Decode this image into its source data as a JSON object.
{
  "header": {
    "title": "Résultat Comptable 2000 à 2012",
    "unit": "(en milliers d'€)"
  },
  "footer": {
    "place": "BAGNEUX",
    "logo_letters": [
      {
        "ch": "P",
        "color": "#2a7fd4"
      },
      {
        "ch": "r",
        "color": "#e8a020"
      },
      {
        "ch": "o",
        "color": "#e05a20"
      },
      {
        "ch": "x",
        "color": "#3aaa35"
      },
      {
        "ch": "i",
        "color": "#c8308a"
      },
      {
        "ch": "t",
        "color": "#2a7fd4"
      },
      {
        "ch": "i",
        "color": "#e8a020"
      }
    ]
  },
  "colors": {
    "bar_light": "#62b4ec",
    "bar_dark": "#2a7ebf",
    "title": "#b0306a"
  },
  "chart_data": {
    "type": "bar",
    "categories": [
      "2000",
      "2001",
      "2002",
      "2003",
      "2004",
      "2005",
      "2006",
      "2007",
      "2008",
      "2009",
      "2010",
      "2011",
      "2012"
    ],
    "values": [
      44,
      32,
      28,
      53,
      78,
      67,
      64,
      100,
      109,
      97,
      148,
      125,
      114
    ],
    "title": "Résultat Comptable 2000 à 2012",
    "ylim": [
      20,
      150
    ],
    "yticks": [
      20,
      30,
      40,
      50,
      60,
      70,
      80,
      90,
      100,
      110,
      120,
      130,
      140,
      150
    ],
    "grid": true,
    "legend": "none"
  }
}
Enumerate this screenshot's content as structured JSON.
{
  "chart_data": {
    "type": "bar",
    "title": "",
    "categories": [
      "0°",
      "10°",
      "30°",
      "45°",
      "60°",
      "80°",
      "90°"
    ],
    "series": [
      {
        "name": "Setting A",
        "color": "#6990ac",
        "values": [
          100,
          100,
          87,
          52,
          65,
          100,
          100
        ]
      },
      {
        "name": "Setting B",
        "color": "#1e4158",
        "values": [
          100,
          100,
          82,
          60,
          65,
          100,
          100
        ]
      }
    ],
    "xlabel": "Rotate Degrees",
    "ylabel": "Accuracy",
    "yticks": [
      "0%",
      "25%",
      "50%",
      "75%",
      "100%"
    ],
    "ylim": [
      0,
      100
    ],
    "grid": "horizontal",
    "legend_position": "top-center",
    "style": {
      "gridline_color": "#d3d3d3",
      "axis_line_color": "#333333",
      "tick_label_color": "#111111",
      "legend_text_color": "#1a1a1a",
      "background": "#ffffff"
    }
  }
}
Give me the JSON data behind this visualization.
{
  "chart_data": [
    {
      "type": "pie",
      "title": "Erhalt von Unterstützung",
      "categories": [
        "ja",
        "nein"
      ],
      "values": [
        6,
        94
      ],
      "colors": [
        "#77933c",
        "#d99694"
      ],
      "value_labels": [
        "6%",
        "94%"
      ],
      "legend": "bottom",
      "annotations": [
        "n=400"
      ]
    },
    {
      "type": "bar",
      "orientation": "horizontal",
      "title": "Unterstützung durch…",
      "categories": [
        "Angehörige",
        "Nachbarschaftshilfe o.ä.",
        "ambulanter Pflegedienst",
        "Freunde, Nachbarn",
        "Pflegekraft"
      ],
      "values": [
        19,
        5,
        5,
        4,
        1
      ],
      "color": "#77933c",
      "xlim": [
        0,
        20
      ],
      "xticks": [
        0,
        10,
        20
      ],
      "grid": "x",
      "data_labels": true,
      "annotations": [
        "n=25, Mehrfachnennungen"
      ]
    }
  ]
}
============
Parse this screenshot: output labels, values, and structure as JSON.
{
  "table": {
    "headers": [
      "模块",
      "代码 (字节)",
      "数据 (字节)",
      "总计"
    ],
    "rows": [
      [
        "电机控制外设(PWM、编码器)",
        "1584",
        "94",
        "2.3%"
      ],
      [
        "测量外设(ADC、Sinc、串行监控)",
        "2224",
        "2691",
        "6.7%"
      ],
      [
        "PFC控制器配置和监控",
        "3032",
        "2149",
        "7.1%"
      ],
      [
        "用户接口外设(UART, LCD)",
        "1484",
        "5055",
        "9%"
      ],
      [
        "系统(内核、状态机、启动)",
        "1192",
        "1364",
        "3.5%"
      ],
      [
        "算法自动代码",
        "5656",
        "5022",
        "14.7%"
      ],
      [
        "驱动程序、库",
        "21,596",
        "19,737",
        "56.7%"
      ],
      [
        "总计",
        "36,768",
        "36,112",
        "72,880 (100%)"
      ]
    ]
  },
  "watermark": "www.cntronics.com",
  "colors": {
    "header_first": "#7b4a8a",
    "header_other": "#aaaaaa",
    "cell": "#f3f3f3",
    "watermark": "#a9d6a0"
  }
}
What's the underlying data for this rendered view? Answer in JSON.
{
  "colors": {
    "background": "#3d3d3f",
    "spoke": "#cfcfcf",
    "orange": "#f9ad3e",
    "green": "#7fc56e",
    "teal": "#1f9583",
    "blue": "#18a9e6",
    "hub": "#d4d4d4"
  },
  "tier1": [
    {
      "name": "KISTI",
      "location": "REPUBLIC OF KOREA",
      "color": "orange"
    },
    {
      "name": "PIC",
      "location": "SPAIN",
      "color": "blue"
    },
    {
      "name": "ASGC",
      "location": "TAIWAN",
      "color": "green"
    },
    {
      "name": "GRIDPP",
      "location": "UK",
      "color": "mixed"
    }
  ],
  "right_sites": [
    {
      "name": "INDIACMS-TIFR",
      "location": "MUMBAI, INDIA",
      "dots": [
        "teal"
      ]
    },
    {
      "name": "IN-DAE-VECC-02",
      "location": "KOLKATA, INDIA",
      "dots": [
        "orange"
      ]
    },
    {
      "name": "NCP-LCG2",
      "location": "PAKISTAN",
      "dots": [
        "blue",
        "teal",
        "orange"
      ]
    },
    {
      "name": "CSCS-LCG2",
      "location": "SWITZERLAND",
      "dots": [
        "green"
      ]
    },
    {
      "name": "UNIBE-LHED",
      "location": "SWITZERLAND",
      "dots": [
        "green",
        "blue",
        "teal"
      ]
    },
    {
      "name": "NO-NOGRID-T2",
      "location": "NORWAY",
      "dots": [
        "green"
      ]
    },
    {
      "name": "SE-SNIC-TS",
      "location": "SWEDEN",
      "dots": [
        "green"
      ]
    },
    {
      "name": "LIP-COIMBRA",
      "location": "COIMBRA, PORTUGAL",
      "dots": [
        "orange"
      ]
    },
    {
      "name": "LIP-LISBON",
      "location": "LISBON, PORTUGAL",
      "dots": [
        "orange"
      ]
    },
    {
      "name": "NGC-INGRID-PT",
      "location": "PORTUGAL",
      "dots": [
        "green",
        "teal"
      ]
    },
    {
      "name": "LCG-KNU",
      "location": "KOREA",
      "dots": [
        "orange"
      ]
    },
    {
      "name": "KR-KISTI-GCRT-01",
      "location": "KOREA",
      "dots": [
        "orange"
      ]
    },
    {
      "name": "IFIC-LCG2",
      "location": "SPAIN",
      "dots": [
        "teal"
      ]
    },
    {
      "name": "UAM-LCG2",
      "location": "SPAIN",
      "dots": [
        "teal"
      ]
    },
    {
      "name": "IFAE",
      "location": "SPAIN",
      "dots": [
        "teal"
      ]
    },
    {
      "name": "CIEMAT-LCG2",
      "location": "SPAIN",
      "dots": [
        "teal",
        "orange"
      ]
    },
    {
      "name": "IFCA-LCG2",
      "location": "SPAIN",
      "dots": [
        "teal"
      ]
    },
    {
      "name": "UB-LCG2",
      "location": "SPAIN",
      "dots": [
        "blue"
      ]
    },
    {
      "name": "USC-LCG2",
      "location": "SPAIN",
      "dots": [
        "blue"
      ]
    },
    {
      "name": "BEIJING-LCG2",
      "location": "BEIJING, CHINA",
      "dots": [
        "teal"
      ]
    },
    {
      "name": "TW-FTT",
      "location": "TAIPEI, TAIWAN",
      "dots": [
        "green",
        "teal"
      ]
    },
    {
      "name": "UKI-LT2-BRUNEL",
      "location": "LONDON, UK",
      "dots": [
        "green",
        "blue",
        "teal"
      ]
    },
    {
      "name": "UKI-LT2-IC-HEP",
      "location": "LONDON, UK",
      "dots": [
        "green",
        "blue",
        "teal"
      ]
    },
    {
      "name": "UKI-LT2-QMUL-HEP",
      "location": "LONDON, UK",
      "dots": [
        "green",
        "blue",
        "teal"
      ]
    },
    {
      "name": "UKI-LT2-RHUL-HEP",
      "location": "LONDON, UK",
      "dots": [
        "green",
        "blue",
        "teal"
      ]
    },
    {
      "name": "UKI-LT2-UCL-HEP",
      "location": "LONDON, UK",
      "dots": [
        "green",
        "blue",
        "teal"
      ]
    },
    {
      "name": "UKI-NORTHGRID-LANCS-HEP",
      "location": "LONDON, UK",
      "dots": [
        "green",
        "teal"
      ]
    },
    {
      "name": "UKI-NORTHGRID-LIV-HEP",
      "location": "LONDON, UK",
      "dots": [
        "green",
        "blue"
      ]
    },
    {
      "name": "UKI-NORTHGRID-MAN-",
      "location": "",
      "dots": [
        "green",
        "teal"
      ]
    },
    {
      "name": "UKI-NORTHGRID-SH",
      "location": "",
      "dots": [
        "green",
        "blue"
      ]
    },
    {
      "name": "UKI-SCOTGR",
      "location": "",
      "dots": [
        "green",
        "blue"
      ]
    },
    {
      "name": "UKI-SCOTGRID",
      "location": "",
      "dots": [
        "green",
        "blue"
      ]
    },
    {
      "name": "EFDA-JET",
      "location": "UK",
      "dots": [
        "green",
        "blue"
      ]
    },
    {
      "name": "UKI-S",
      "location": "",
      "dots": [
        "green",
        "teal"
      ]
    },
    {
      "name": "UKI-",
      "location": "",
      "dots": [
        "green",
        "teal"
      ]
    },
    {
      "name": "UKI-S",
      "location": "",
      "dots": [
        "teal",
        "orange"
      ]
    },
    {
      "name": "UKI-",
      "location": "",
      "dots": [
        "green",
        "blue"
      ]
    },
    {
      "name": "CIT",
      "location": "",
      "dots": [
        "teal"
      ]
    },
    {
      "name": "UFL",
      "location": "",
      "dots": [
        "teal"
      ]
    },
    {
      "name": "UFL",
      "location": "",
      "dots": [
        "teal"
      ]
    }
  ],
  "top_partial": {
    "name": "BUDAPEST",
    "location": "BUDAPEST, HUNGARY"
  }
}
============
Short task →
Give only the number of lines in the listing above that include the string "JSON".

Problem solution →
5